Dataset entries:
......

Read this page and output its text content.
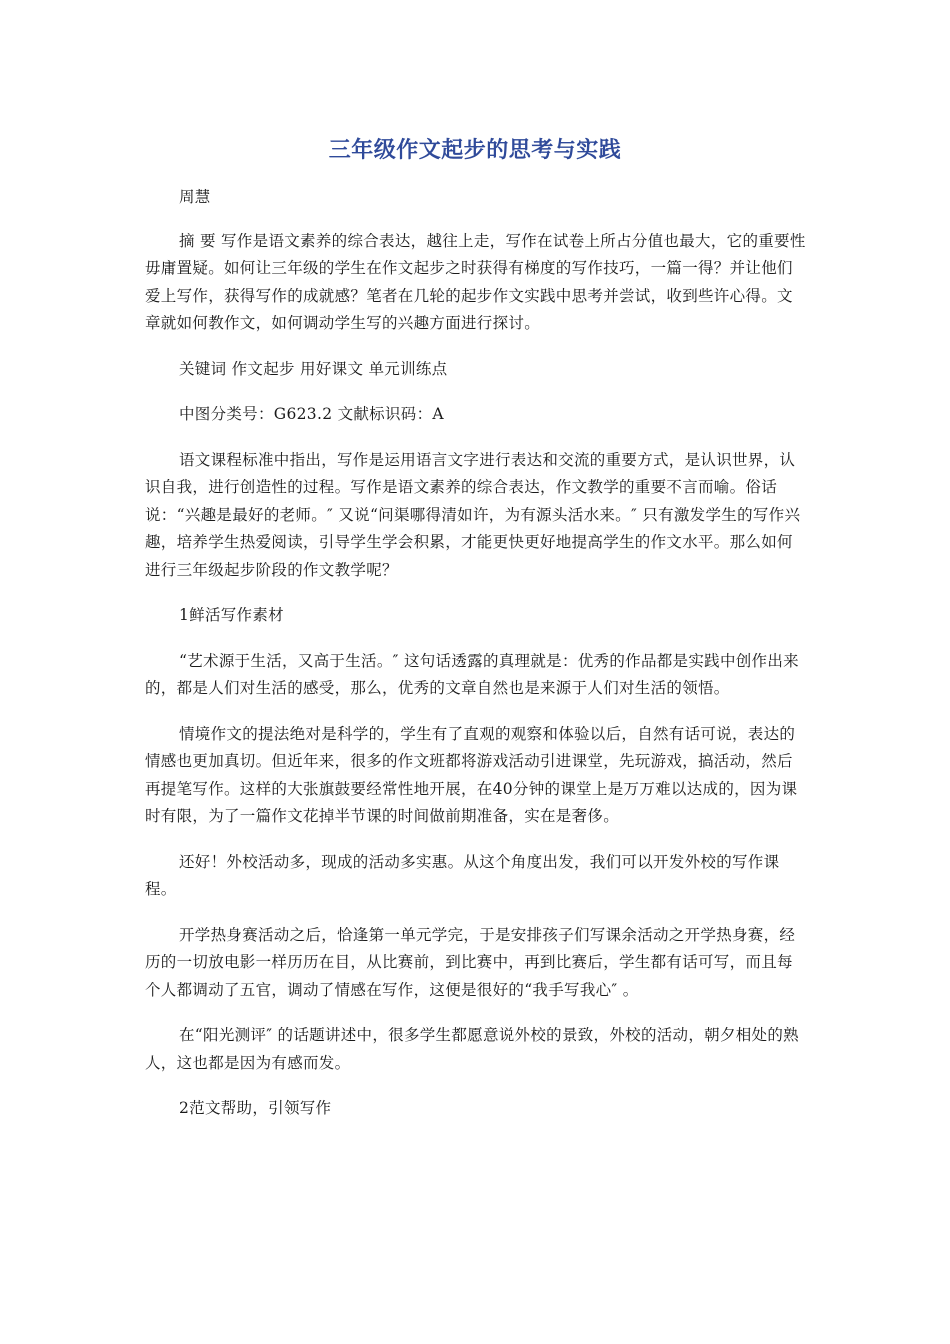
三年级作文起步的思考与实践

周慧

摘 要 写作是语文素养的综合表达，越往上走，写作在试卷上所占分值也最大，它的重要性毋庸置疑。如何让三年级的学生在作文起步之时获得有梯度的写作技巧，一篇一得？并让他们爱上写作，获得写作的成就感？笔者在几轮的起步作文实践中思考并尝试，收到些许心得。文章就如何教作文，如何调动学生写的兴趣方面进行探讨。

关键词 作文起步 用好课文 单元训练点

中图分类号：G623.2 文献标识码：A

语文课程标准中指出，写作是运用语言文字进行表达和交流的重要方式，是认识世界，认识自我，进行创造性的过程。写作是语文素养的综合表达，作文教学的重要不言而喻。俗话说：“兴趣是最好的老师。″ 又说“问渠哪得清如许，为有源头活水来。″ 只有激发学生的写作兴趣，培养学生热爱阅读，引导学生学会积累，才能更快更好地提高学生的作文水平。那么如何进行三年级起步阶段的作文教学呢？

1鲜活写作素材

“艺术源于生活，又高于生活。″ 这句话透露的真理就是：优秀的作品都是实践中创作出来的，都是人们对生活的感受，那么，优秀的文章自然也是来源于人们对生活的领悟。

情境作文的提法绝对是科学的，学生有了直观的观察和体验以后，自然有话可说，表达的情感也更加真切。但近年来，很多的作文班都将游戏活动引进课堂，先玩游戏，搞活动，然后再提笔写作。这样的大张旗鼓要经常性地开展，在40分钟的课堂上是万万难以达成的，因为课时有限，为了一篇作文花掉半节课的时间做前期准备，实在是奢侈。

还好！外校活动多，现成的活动多实惠。从这个角度出发，我们可以开发外校的写作课程。

开学热身赛活动之后，恰逢第一单元学完，于是安排孩子们写课余活动之开学热身赛，经历的一切放电影一样历历在目，从比赛前，到比赛中，再到比赛后，学生都有话可写，而且每个人都调动了五官，调动了情感在写作，这便是很好的“我手写我心″ 。

在“阳光测评″ 的话题讲述中，很多学生都愿意说外校的景致，外校的活动，朝夕相处的熟人，这也都是因为有感而发。

2范文帮助，引领写作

......

The data above needs to be retyped exactly, with the images left out.

Read this page and output its text content.
三年级作文起步的思考与实践

周慧

摘 要 写作是语文素养的综合表达，越往上走，写作在试卷上所占分值也最大，它的重要性毋庸置疑。如何让三年级的学生在作文起步之时获得有梯度的写作技巧，一篇一得？并让他们爱上写作，获得写作的成就感？笔者在几轮的起步作文实践中思考并尝试，收到些许心得。文章就如何教作文，如何调动学生写的兴趣方面进行探讨。

关键词 作文起步 用好课文 单元训练点

中图分类号：G623.2 文献标识码：A

语文课程标准中指出，写作是运用语言文字进行表达和交流的重要方式，是认识世界，认识自我，进行创造性的过程。写作是语文素养的综合表达，作文教学的重要不言而喻。俗话说：“兴趣是最好的老师。″ 又说“问渠哪得清如许，为有源头活水来。″ 只有激发学生的写作兴趣，培养学生热爱阅读，引导学生学会积累，才能更快更好地提高学生的作文水平。那么如何进行三年级起步阶段的作文教学呢？

1鲜活写作素材

“艺术源于生活，又高于生活。″ 这句话透露的真理就是：优秀的作品都是实践中创作出来的，都是人们对生活的感受，那么，优秀的文章自然也是来源于人们对生活的领悟。

情境作文的提法绝对是科学的，学生有了直观的观察和体验以后，自然有话可说，表达的情感也更加真切。但近年来，很多的作文班都将游戏活动引进课堂，先玩游戏，搞活动，然后再提笔写作。这样的大张旗鼓要经常性地开展，在40分钟的课堂上是万万难以达成的，因为课时有限，为了一篇作文花掉半节课的时间做前期准备，实在是奢侈。

还好！外校活动多，现成的活动多实惠。从这个角度出发，我们可以开发外校的写作课程。

开学热身赛活动之后，恰逢第一单元学完，于是安排孩子们写课余活动之开学热身赛，经历的一切放电影一样历历在目，从比赛前，到比赛中，再到比赛后，学生都有话可写，而且每个人都调动了五官，调动了情感在写作，这便是很好的“我手写我心″ 。

在“阳光测评″ 的话题讲述中，很多学生都愿意说外校的景致，外校的活动，朝夕相处的熟人，这也都是因为有感而发。

2范文帮助，引领写作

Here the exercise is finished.